Reproduce all the entries exactly.

* * *

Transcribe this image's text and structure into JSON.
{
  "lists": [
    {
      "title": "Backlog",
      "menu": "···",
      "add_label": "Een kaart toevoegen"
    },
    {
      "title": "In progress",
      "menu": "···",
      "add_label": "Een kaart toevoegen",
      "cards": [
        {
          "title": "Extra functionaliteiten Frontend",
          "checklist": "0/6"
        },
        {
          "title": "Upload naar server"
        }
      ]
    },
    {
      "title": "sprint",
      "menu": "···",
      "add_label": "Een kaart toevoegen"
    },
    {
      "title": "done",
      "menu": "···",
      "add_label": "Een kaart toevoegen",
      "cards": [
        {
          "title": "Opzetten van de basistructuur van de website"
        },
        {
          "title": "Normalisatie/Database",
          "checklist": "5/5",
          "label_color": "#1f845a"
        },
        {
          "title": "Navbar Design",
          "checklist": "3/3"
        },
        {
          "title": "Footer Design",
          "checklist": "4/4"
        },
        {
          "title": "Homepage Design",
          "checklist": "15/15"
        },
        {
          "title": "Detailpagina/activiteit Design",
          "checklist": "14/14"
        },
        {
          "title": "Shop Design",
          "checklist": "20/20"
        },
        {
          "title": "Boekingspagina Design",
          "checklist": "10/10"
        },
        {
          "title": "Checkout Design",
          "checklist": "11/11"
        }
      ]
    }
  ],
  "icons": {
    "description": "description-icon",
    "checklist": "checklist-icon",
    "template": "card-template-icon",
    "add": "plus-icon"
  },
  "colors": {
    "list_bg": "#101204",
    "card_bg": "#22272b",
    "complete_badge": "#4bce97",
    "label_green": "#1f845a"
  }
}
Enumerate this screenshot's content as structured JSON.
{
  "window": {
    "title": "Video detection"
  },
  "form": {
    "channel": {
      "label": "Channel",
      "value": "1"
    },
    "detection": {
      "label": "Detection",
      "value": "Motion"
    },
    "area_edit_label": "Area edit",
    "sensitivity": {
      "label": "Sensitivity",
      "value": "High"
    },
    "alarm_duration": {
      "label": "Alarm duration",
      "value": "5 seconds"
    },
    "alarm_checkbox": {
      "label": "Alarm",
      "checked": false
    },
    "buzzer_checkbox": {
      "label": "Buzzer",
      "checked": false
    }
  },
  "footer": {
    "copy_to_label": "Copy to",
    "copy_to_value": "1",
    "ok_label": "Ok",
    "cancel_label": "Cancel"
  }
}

* * *

EXERCISE ANSWER
Transcribe this image's text and structure into JSON.
{
  "lists": [
    {
      "title": "Backlog",
      "menu": "···",
      "add_label": "Een kaart toevoegen"
    },
    {
      "title": "In progress",
      "menu": "···",
      "add_label": "Een kaart toevoegen",
      "cards": [
        {
          "title": "Extra functionaliteiten Frontend",
          "checklist": "0/6"
        },
        {
          "title": "Upload naar server"
        }
      ]
    },
    {
      "title": "sprint",
      "menu": "···",
      "add_label": "Een kaart toevoegen"
    },
    {
      "title": "done",
      "menu": "···",
      "add_label": "Een kaart toevoegen",
      "cards": [
        {
          "title": "Opzetten van de basistructuur van de website"
        },
        {
          "title": "Normalisatie/Database",
          "checklist": "5/5",
          "label_color": "#1f845a"
        },
        {
          "title": "Navbar Design",
          "checklist": "3/3"
        },
        {
          "title": "Footer Design",
          "checklist": "4/4"
        },
        {
          "title": "Homepage Design",
          "checklist": "15/15"
        },
        {
          "title": "Detailpagina/activiteit Design",
          "checklist": "14/14"
        },
        {
          "title": "Shop Design",
          "checklist": "20/20"
        },
        {
          "title": "Boekingspagina Design",
          "checklist": "10/10"
        },
        {
          "title": "Checkout Design",
          "checklist": "11/11"
        }
      ]
    }
  ],
  "icons": {
    "description": "description-icon",
    "checklist": "checklist-icon",
    "template": "card-template-icon",
    "add": "plus-icon"
  },
  "colors": {
    "list_bg": "#101204",
    "card_bg": "#22272b",
    "complete_badge": "#4bce97",
    "label_green": "#1f845a"
  }
}
Enumerate this screenshot's content as structured JSON.
{
  "window": {
    "title": "Video detection"
  },
  "form": {
    "channel": {
      "label": "Channel",
      "value": "1"
    },
    "detection": {
      "label": "Detection",
      "value": "Motion"
    },
    "area_edit_label": "Area edit",
    "sensitivity": {
      "label": "Sensitivity",
      "value": "High"
    },
    "alarm_duration": {
      "label": "Alarm duration",
      "value": "5 seconds"
    },
    "alarm_checkbox": {
      "label": "Alarm",
      "checked": false
    },
    "buzzer_checkbox": {
      "label": "Buzzer",
      "checked": false
    }
  },
  "footer": {
    "copy_to_label": "Copy to",
    "copy_to_value": "1",
    "ok_label": "Ok",
    "cancel_label": "Cancel"
  }
}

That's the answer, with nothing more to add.